§ **The problem**
Copy out each line containing "путепроводов" from the entries below.

§ **Recorded information**

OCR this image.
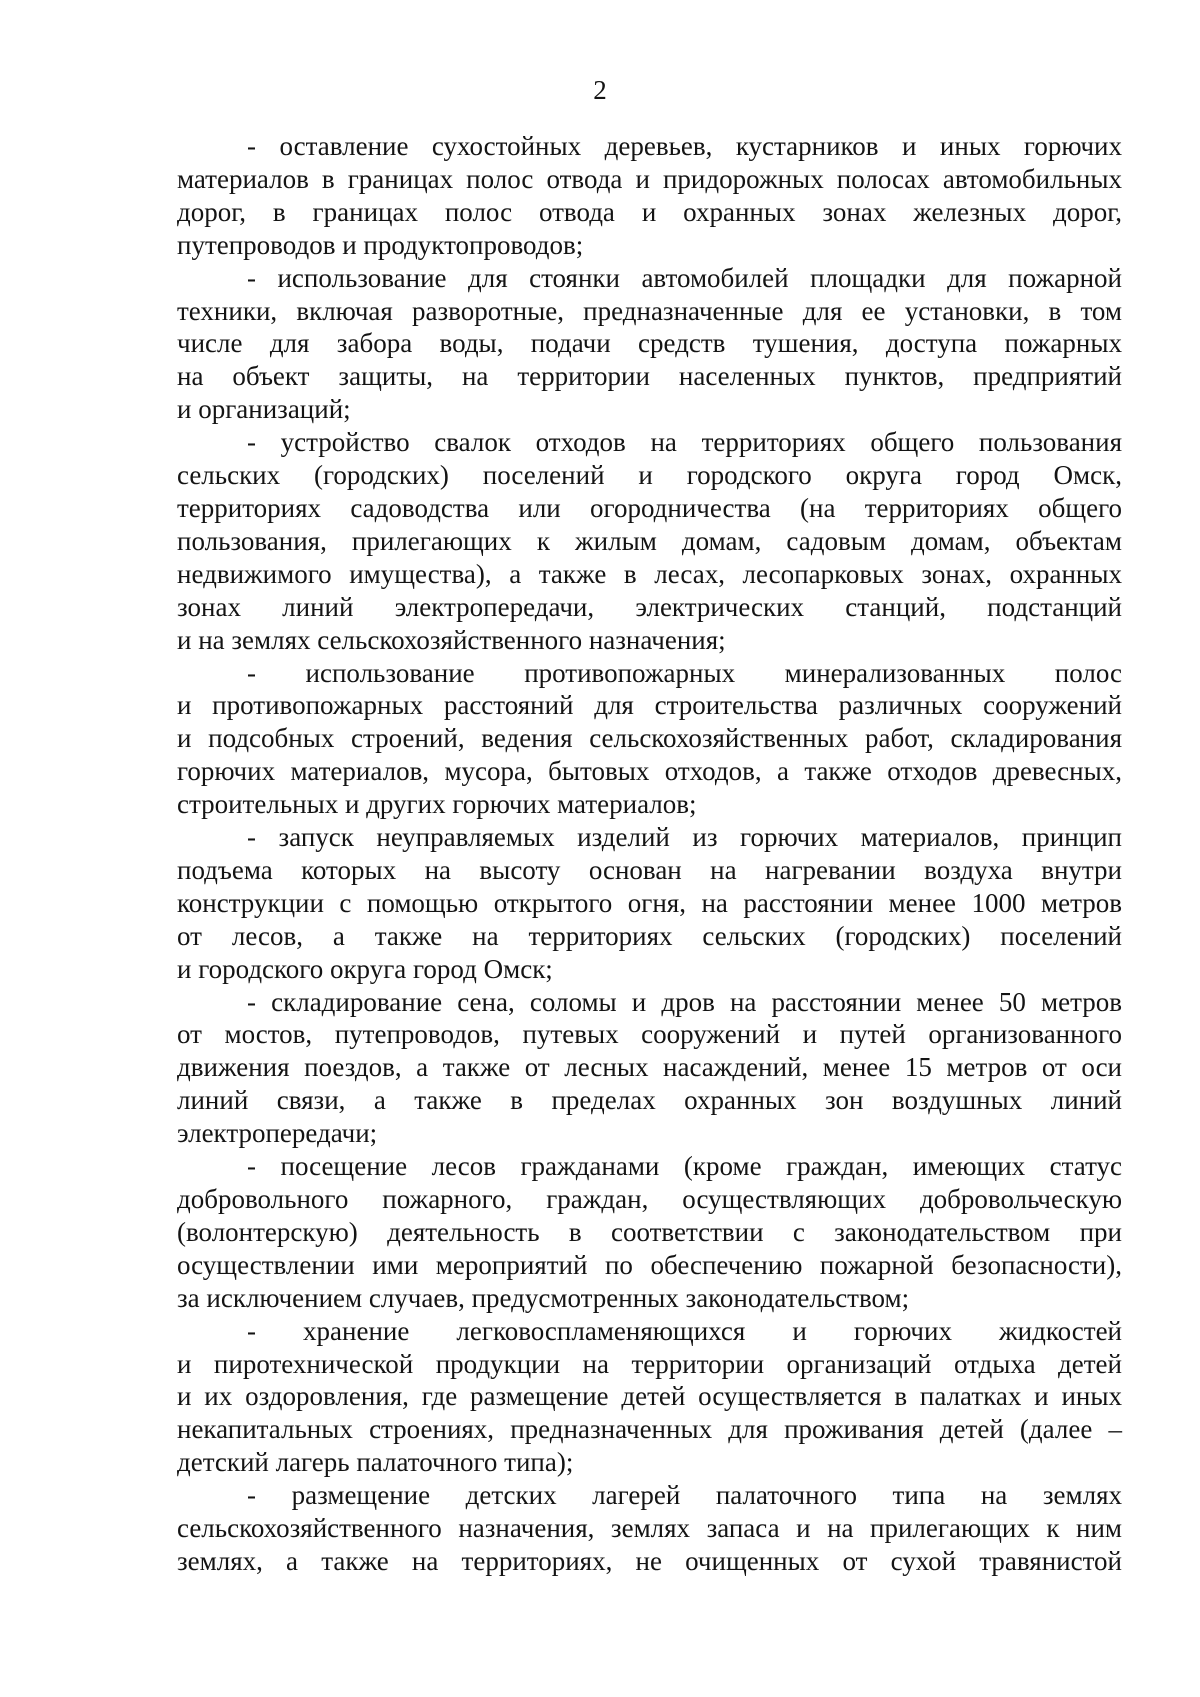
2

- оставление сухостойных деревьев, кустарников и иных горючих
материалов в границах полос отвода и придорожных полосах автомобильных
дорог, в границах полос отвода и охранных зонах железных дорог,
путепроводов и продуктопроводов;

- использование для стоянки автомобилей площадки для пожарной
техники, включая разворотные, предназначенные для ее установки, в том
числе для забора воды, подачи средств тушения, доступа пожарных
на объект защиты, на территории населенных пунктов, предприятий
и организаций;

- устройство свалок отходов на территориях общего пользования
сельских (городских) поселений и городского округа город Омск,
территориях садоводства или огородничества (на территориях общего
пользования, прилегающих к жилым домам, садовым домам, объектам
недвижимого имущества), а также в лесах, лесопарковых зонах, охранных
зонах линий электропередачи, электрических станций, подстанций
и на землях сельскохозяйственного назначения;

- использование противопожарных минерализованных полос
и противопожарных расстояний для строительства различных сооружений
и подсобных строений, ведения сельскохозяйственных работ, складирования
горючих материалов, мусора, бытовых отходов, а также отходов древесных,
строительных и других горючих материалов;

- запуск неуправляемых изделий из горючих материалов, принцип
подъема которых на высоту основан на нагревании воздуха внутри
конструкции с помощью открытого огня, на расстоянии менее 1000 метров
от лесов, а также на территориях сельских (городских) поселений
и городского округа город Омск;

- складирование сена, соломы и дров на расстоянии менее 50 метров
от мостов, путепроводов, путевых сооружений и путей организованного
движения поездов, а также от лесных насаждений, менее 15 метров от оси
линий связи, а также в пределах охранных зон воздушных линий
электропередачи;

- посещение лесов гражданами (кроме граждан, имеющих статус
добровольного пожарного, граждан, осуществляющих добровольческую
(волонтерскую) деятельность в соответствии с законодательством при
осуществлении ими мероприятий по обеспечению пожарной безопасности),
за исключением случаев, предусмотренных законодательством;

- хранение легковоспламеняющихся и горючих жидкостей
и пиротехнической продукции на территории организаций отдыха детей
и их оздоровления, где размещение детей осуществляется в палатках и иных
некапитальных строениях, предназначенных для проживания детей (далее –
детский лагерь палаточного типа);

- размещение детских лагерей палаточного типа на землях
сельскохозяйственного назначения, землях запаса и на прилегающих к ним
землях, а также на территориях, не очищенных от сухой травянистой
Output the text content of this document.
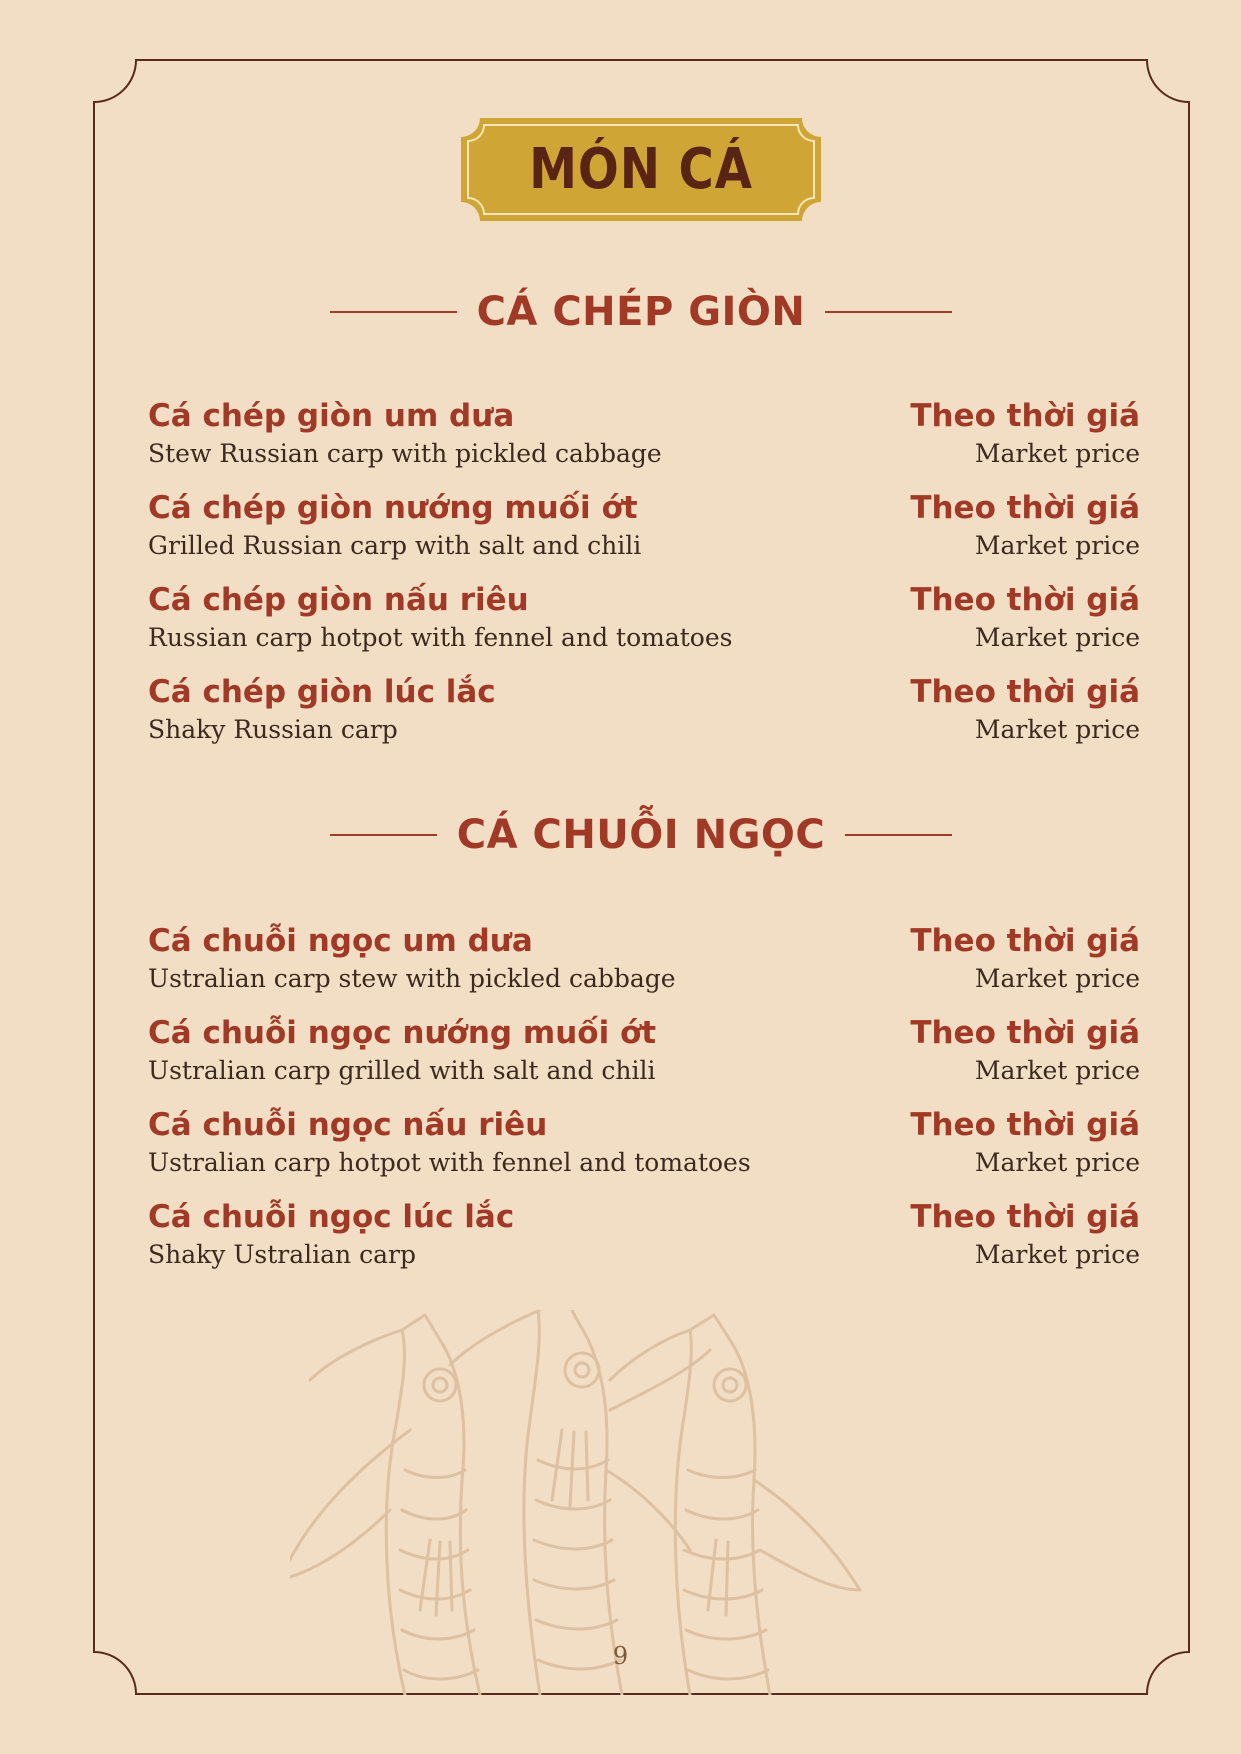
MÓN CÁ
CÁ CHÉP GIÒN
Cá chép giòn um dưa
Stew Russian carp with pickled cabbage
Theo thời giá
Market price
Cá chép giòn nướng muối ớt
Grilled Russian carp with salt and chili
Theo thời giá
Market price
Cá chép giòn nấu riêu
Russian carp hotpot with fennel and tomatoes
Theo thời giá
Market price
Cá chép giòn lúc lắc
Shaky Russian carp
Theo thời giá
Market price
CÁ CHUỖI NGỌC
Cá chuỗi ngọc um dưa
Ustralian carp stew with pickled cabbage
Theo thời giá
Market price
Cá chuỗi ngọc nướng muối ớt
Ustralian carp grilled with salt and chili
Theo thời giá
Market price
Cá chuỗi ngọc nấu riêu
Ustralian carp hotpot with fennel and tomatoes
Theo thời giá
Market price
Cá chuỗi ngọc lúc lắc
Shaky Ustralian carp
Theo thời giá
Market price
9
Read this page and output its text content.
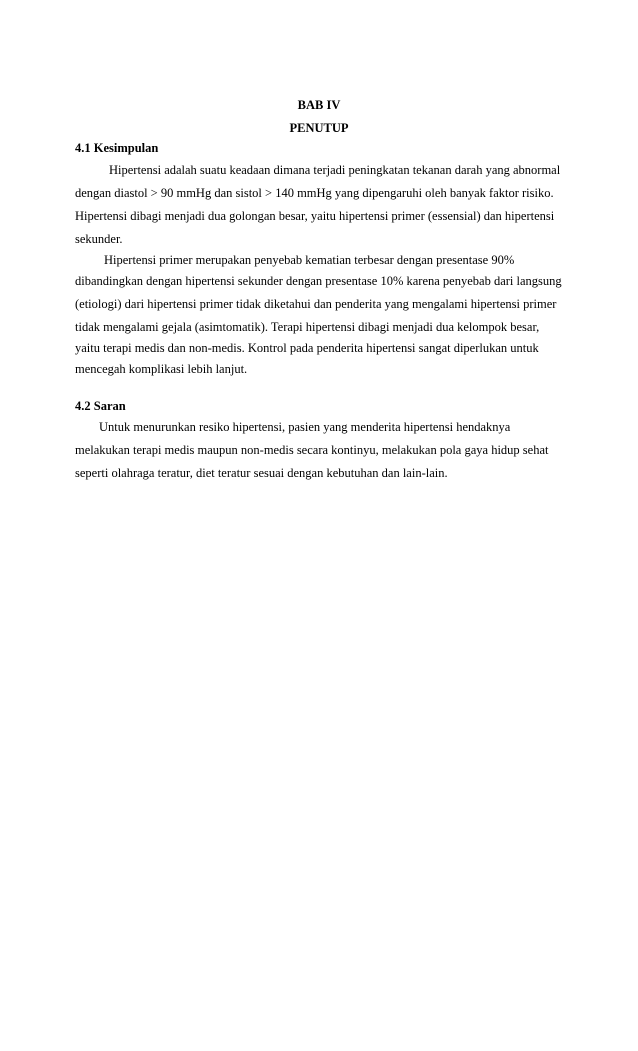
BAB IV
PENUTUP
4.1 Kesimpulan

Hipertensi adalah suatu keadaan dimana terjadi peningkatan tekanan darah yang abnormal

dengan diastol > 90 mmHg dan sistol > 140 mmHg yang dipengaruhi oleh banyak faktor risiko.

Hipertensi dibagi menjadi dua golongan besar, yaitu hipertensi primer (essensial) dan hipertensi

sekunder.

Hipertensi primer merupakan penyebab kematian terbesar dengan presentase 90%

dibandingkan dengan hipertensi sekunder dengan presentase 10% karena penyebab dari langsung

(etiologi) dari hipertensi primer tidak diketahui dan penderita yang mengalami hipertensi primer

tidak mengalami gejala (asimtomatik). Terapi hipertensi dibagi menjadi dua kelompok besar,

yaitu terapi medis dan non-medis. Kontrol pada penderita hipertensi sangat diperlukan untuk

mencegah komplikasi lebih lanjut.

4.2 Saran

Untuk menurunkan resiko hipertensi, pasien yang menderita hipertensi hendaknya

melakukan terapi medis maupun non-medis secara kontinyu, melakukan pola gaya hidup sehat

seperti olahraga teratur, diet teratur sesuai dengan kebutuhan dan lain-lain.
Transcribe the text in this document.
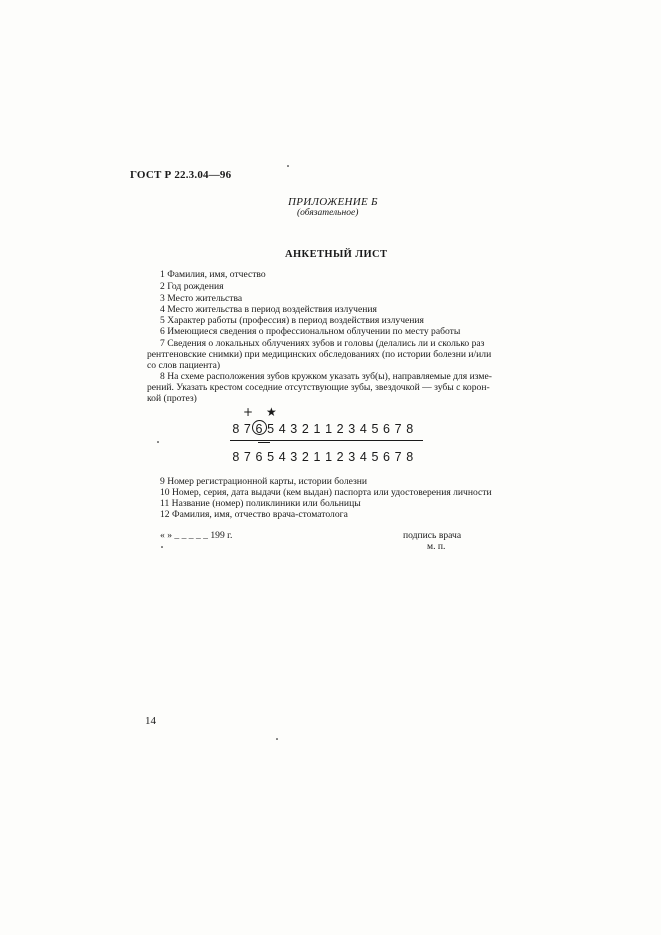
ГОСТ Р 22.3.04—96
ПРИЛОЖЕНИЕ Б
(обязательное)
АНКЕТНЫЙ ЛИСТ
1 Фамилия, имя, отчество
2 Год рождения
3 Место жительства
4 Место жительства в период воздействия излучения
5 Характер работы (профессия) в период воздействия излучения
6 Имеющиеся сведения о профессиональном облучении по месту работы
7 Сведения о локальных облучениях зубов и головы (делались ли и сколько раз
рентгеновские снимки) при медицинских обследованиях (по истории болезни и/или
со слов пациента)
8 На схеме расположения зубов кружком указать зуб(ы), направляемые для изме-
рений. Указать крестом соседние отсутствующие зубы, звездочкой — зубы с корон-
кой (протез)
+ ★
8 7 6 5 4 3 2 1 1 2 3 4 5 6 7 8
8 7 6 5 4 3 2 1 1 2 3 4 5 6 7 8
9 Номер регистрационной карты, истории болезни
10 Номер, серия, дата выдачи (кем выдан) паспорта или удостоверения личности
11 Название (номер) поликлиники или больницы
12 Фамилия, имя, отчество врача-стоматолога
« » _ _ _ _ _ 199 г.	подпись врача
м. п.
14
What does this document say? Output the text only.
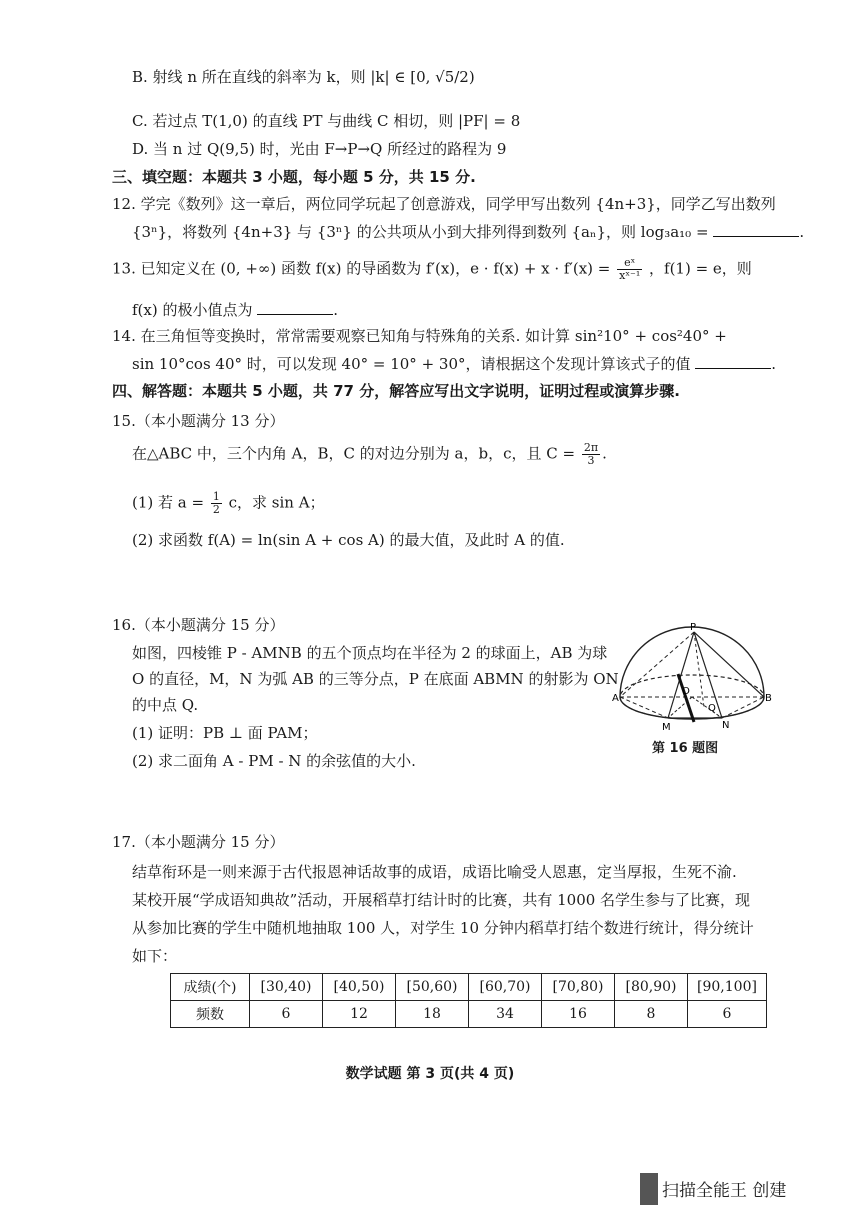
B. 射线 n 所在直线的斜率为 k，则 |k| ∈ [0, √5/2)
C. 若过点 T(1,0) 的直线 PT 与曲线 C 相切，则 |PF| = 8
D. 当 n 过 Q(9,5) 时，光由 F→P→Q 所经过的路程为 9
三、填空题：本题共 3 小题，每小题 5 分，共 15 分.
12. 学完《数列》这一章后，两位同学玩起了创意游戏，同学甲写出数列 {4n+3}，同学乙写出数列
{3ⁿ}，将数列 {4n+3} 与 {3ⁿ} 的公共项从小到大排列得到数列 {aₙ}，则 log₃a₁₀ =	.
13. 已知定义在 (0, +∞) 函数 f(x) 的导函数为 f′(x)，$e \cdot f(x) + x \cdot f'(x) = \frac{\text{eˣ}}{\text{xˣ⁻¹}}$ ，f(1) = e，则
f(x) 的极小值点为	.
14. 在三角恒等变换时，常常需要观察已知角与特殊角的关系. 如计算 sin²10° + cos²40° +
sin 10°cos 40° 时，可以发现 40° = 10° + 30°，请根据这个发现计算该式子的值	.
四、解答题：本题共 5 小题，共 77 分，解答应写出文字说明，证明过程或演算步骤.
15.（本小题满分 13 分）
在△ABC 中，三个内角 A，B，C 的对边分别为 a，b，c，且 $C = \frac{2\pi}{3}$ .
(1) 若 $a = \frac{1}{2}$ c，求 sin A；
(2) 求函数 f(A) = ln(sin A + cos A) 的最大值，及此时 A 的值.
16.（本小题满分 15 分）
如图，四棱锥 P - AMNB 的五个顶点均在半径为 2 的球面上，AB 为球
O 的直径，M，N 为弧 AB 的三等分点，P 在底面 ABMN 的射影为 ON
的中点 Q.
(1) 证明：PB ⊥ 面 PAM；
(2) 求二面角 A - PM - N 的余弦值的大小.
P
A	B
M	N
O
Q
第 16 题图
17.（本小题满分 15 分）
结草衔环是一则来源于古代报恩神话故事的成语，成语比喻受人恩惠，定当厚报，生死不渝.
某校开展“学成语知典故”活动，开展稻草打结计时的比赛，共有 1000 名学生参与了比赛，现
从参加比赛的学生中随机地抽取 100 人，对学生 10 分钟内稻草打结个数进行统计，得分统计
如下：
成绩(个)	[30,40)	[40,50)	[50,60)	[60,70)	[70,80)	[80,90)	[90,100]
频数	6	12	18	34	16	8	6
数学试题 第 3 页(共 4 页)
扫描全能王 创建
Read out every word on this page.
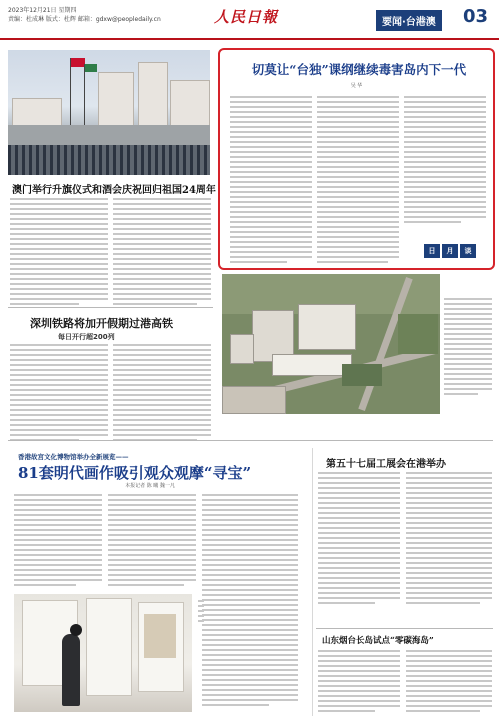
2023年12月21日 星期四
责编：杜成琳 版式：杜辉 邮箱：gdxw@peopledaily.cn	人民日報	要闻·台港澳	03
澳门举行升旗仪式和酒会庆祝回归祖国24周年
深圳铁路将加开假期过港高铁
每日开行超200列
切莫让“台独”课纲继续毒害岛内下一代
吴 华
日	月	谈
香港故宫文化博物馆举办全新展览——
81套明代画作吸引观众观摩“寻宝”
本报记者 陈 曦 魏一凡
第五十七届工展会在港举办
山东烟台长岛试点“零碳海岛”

§ **Output for this exercise**
путепроводов и продуктопроводов;
от мостов, путепроводов, путевых сооружений и путей организованного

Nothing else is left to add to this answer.